(Item position entries)

>>

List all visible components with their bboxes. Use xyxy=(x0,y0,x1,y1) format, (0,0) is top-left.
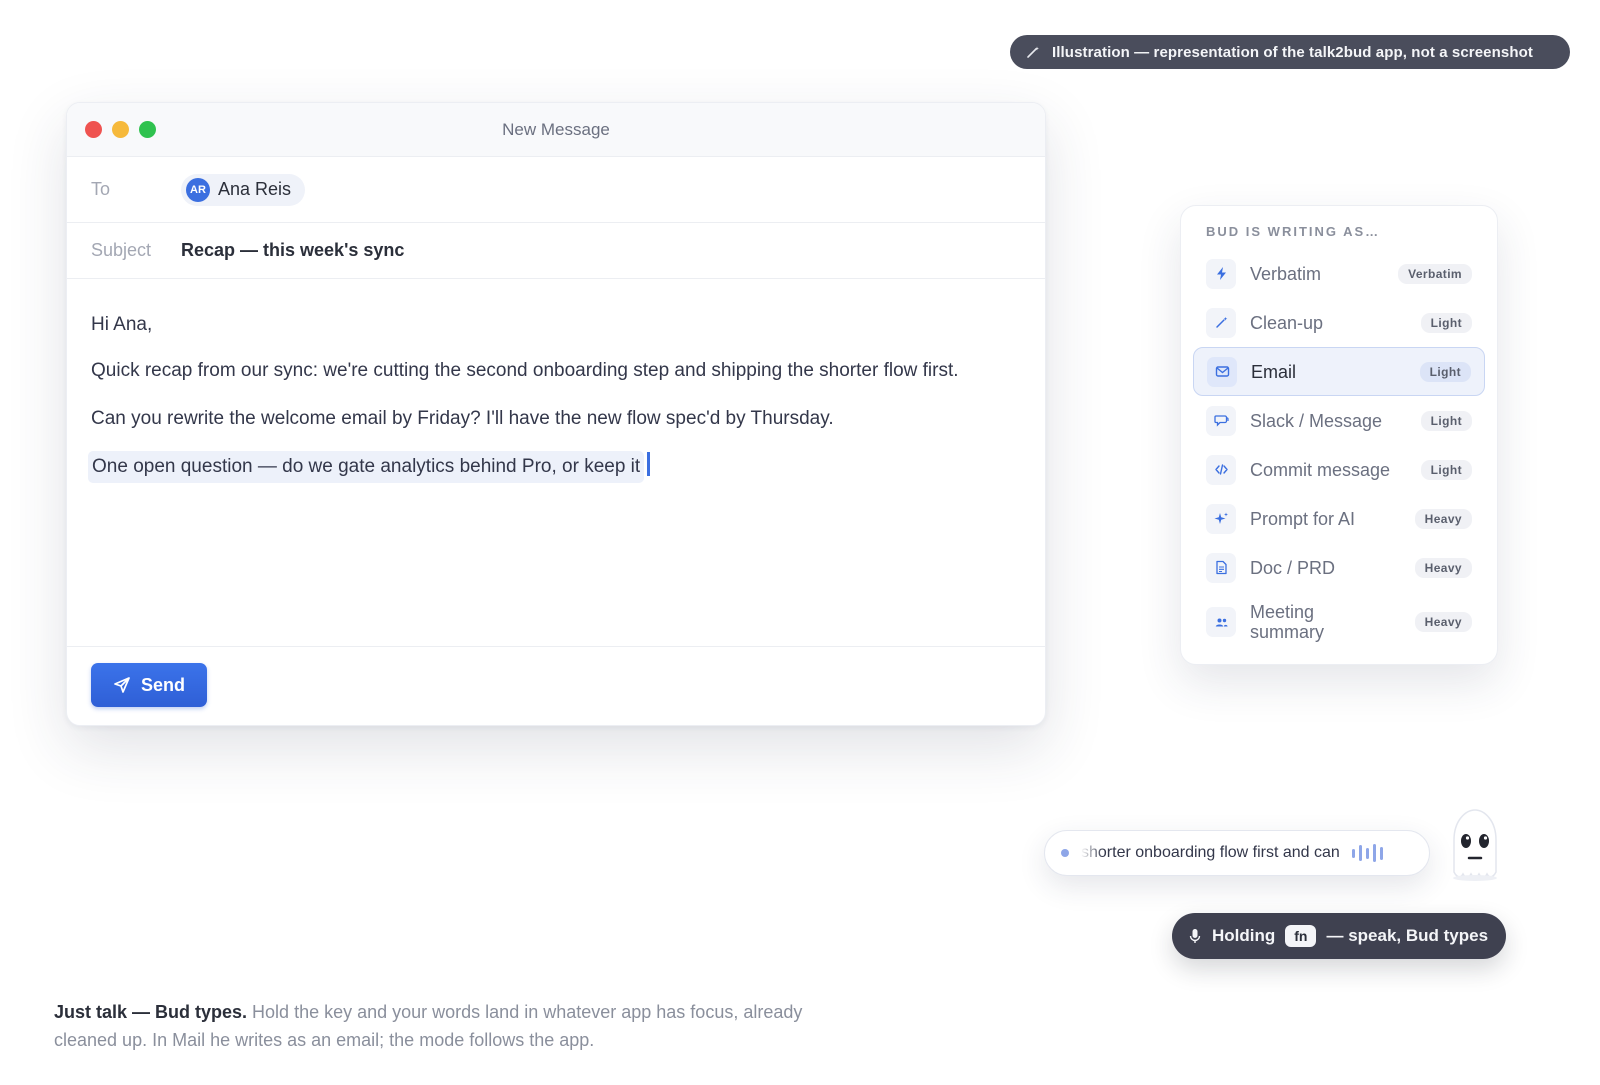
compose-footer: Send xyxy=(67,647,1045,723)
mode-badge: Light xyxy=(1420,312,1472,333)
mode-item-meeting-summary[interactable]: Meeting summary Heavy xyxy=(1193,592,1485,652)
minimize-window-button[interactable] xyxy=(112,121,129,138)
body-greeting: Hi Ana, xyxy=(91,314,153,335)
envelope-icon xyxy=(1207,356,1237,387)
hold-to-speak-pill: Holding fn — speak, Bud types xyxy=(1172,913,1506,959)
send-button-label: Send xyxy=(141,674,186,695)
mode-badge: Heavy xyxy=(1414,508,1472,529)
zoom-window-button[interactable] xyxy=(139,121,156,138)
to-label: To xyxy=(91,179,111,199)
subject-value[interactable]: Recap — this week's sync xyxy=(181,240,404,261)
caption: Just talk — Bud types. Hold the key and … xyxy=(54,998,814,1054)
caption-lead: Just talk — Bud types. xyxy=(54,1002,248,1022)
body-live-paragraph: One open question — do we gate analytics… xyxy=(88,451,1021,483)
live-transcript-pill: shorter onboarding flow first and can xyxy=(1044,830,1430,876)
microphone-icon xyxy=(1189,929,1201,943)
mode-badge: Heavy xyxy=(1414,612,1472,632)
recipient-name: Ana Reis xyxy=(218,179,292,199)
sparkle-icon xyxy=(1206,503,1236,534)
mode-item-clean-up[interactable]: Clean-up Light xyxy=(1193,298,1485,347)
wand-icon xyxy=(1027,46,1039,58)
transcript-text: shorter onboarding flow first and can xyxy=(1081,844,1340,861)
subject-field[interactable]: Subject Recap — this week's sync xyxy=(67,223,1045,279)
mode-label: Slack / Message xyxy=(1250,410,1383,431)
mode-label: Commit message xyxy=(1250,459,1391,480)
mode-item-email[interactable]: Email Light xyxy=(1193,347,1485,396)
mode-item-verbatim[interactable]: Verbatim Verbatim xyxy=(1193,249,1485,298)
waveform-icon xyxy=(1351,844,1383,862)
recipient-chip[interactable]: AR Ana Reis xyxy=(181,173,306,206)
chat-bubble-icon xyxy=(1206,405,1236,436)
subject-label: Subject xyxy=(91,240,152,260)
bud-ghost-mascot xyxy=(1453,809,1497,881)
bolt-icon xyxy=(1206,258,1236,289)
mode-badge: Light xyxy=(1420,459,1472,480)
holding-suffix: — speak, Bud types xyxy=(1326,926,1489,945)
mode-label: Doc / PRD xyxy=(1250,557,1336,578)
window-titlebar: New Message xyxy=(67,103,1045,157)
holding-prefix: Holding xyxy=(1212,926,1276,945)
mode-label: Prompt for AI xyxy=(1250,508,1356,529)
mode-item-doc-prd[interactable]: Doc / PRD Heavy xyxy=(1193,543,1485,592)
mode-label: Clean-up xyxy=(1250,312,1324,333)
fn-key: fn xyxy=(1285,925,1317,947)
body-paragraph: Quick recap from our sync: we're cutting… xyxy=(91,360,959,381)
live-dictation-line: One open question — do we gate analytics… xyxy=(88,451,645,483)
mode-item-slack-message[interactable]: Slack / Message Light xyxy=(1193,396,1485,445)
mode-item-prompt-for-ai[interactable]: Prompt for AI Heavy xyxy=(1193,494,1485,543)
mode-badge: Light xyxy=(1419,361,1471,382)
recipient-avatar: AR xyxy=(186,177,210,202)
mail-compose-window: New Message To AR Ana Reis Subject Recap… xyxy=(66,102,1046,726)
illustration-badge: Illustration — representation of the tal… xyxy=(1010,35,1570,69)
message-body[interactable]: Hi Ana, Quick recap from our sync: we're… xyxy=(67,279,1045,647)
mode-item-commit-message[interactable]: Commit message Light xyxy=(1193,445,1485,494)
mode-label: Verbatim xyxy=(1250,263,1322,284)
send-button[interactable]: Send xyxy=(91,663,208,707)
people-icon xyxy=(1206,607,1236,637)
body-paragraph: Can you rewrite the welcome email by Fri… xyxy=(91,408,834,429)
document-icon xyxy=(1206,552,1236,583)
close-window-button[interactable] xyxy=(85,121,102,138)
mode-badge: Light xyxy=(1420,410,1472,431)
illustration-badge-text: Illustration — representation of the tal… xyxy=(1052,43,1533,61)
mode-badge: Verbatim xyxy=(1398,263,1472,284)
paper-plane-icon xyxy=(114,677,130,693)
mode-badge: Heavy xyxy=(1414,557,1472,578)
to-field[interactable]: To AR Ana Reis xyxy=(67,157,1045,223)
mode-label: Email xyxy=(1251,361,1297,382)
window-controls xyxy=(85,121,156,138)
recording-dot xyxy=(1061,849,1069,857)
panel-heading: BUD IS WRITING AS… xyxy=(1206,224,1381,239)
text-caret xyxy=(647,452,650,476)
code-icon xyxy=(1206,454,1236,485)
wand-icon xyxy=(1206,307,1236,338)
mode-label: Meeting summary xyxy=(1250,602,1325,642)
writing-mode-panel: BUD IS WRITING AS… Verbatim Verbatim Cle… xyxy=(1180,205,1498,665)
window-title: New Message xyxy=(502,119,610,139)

<<

▶ Given exercise
Reproduce all of the items above word for word, omitting the picture.

▶ Final result
List all visible components with their bboxes. Use xyxy=(x0,y0,x1,y1) format, (0,0) is top-left.
compose-footer: Send xyxy=(67,647,1045,723)
mode-badge: Light xyxy=(1420,312,1472,333)
mode-item-meeting-summary[interactable]: Meeting summary Heavy xyxy=(1193,592,1485,652)
minimize-window-button[interactable] xyxy=(112,121,129,138)
body-greeting: Hi Ana, xyxy=(91,314,153,335)
envelope-icon xyxy=(1207,356,1237,387)
hold-to-speak-pill: Holding fn — speak, Bud types xyxy=(1172,913,1506,959)
send-button-label: Send xyxy=(141,674,186,695)
mode-badge: Heavy xyxy=(1414,508,1472,529)
zoom-window-button[interactable] xyxy=(139,121,156,138)
to-label: To xyxy=(91,179,111,199)
subject-value[interactable]: Recap — this week's sync xyxy=(181,240,404,261)
caption: Just talk — Bud types. Hold the key and … xyxy=(54,998,814,1054)
caption-lead: Just talk — Bud types. xyxy=(54,1002,248,1022)
body-live-paragraph: One open question — do we gate analytics… xyxy=(88,451,1021,483)
live-transcript-pill: shorter onboarding flow first and can xyxy=(1044,830,1430,876)
microphone-icon xyxy=(1189,929,1201,943)
mode-badge: Heavy xyxy=(1414,612,1472,632)
recipient-name: Ana Reis xyxy=(218,179,292,199)
sparkle-icon xyxy=(1206,503,1236,534)
mode-item-clean-up[interactable]: Clean-up Light xyxy=(1193,298,1485,347)
wand-icon xyxy=(1027,46,1039,58)
transcript-text: shorter onboarding flow first and can xyxy=(1081,844,1340,861)
subject-field[interactable]: Subject Recap — this week's sync xyxy=(67,223,1045,279)
mode-label: Slack / Message xyxy=(1250,410,1383,431)
mode-label: Commit message xyxy=(1250,459,1391,480)
mode-item-email[interactable]: Email Light xyxy=(1193,347,1485,396)
mode-item-verbatim[interactable]: Verbatim Verbatim xyxy=(1193,249,1485,298)
waveform-icon xyxy=(1351,844,1383,862)
recipient-chip[interactable]: AR Ana Reis xyxy=(181,173,306,206)
chat-bubble-icon xyxy=(1206,405,1236,436)
subject-label: Subject xyxy=(91,240,152,260)
bud-ghost-mascot xyxy=(1453,809,1497,881)
bolt-icon xyxy=(1206,258,1236,289)
mode-badge: Light xyxy=(1420,459,1472,480)
holding-suffix: — speak, Bud types xyxy=(1326,926,1489,945)
mode-label: Doc / PRD xyxy=(1250,557,1336,578)
window-titlebar: New Message xyxy=(67,103,1045,157)
holding-prefix: Holding xyxy=(1212,926,1276,945)
mode-label: Prompt for AI xyxy=(1250,508,1356,529)
mode-item-doc-prd[interactable]: Doc / PRD Heavy xyxy=(1193,543,1485,592)
mode-label: Clean-up xyxy=(1250,312,1324,333)
fn-key: fn xyxy=(1285,925,1317,947)
body-paragraph: Quick recap from our sync: we're cutting… xyxy=(91,360,959,381)
live-dictation-line: One open question — do we gate analytics… xyxy=(88,451,645,483)
mode-item-slack-message[interactable]: Slack / Message Light xyxy=(1193,396,1485,445)
mode-item-prompt-for-ai[interactable]: Prompt for AI Heavy xyxy=(1193,494,1485,543)
mode-badge: Light xyxy=(1419,361,1471,382)
recipient-avatar: AR xyxy=(186,177,210,202)
mail-compose-window: New Message To AR Ana Reis Subject Recap… xyxy=(66,102,1046,726)
illustration-badge: Illustration — representation of the tal… xyxy=(1010,35,1570,69)
message-body[interactable]: Hi Ana, Quick recap from our sync: we're… xyxy=(67,279,1045,647)
mode-item-commit-message[interactable]: Commit message Light xyxy=(1193,445,1485,494)
mode-label: Verbatim xyxy=(1250,263,1322,284)
send-button[interactable]: Send xyxy=(91,663,208,707)
people-icon xyxy=(1206,607,1236,637)
body-paragraph: Can you rewrite the welcome email by Fri… xyxy=(91,408,834,429)
document-icon xyxy=(1206,552,1236,583)
close-window-button[interactable] xyxy=(85,121,102,138)
mode-badge: Light xyxy=(1420,410,1472,431)
illustration-badge-text: Illustration — representation of the tal… xyxy=(1052,43,1533,61)
mode-badge: Verbatim xyxy=(1398,263,1472,284)
paper-plane-icon xyxy=(114,677,130,693)
mode-badge: Heavy xyxy=(1414,557,1472,578)
to-field[interactable]: To AR Ana Reis xyxy=(67,157,1045,223)
mode-label: Email xyxy=(1251,361,1297,382)
window-controls xyxy=(85,121,156,138)
recording-dot xyxy=(1061,849,1069,857)
panel-heading: BUD IS WRITING AS… xyxy=(1206,224,1381,239)
text-caret xyxy=(647,452,650,476)
code-icon xyxy=(1206,454,1236,485)
wand-icon xyxy=(1206,307,1236,338)
mode-label: Meeting summary xyxy=(1250,602,1325,642)
writing-mode-panel: BUD IS WRITING AS… Verbatim Verbatim Cle… xyxy=(1180,205,1498,665)
window-title: New Message xyxy=(502,119,610,139)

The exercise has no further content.